:: WHAT TO PRODUCE ::
Go through the entries below and print each one exactly, leaving out pictures.

:: GIVEN DATA ::
** start **

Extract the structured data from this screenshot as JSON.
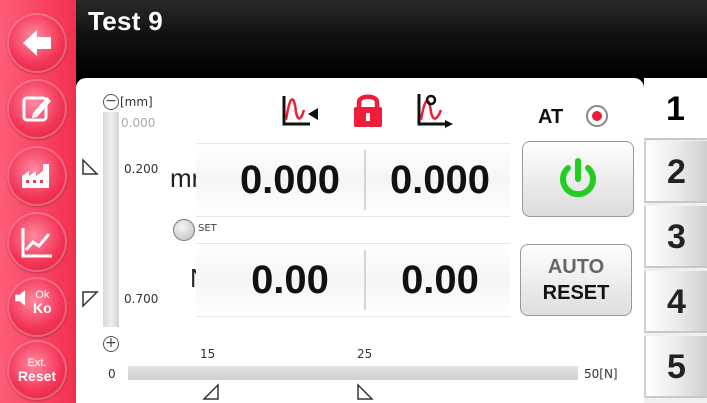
{
  "header": {
    "title": "Test 9"
  },
  "sidebar": {
    "items": [
      {
        "name": "back",
        "icon": "arrow-left-icon"
      },
      {
        "name": "edit",
        "icon": "edit-icon"
      },
      {
        "name": "factory",
        "icon": "factory-icon"
      },
      {
        "name": "graph",
        "icon": "line-chart-icon"
      },
      {
        "name": "ok-ko",
        "icon": "speaker-icon",
        "label_top": "Ok",
        "label_bottom": "Ko"
      },
      {
        "name": "ext-reset",
        "label_top": "Ext.",
        "label_bottom": "Reset"
      }
    ]
  },
  "vertical_scale": {
    "unit": "[mm]",
    "top_value": "0.000",
    "upper_limit": "0.200",
    "lower_limit": "0.700",
    "minus_symbol": "−",
    "plus_symbol": "+"
  },
  "horizontal_scale": {
    "start": "0",
    "marker1": "15",
    "marker2": "25",
    "end": "50[N]"
  },
  "toolbar": {
    "icons": [
      "curve-left-icon",
      "lock-icon",
      "curve-right-icon"
    ]
  },
  "readouts": {
    "distance_unit": "mm",
    "distance_value_1": "0.000",
    "distance_value_2": "0.000",
    "force_unit": "N",
    "force_value_1": "0.00",
    "force_value_2": "0.00"
  },
  "set_button": {
    "label": "SET"
  },
  "at_indicator": {
    "label": "AT",
    "led_color": "#ee1d3a"
  },
  "power_button": {
    "icon": "power-icon",
    "color": "#22cc22"
  },
  "reset_button": {
    "label_line1": "AUTO",
    "label_line2": "RESET"
  },
  "tabs": [
    "1",
    "2",
    "3",
    "4",
    "5"
  ],
  "colors": {
    "accent": "#f2304f",
    "lock": "#ee1d3a"
  }
}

** end **

:: ANSWER TO THIS PROBLEM ::
Extract the structured data from this screenshot as JSON.
{
  "header": {
    "title": "Test 9"
  },
  "sidebar": {
    "items": [
      {
        "name": "back",
        "icon": "arrow-left-icon"
      },
      {
        "name": "edit",
        "icon": "edit-icon"
      },
      {
        "name": "factory",
        "icon": "factory-icon"
      },
      {
        "name": "graph",
        "icon": "line-chart-icon"
      },
      {
        "name": "ok-ko",
        "icon": "speaker-icon",
        "label_top": "Ok",
        "label_bottom": "Ko"
      },
      {
        "name": "ext-reset",
        "label_top": "Ext.",
        "label_bottom": "Reset"
      }
    ]
  },
  "vertical_scale": {
    "unit": "[mm]",
    "top_value": "0.000",
    "upper_limit": "0.200",
    "lower_limit": "0.700",
    "minus_symbol": "−",
    "plus_symbol": "+"
  },
  "horizontal_scale": {
    "start": "0",
    "marker1": "15",
    "marker2": "25",
    "end": "50[N]"
  },
  "toolbar": {
    "icons": [
      "curve-left-icon",
      "lock-icon",
      "curve-right-icon"
    ]
  },
  "readouts": {
    "distance_unit": "mm",
    "distance_value_1": "0.000",
    "distance_value_2": "0.000",
    "force_unit": "N",
    "force_value_1": "0.00",
    "force_value_2": "0.00"
  },
  "set_button": {
    "label": "SET"
  },
  "at_indicator": {
    "label": "AT",
    "led_color": "#ee1d3a"
  },
  "power_button": {
    "icon": "power-icon",
    "color": "#22cc22"
  },
  "reset_button": {
    "label_line1": "AUTO",
    "label_line2": "RESET"
  },
  "tabs": [
    "1",
    "2",
    "3",
    "4",
    "5"
  ],
  "colors": {
    "accent": "#f2304f",
    "lock": "#ee1d3a"
  }
}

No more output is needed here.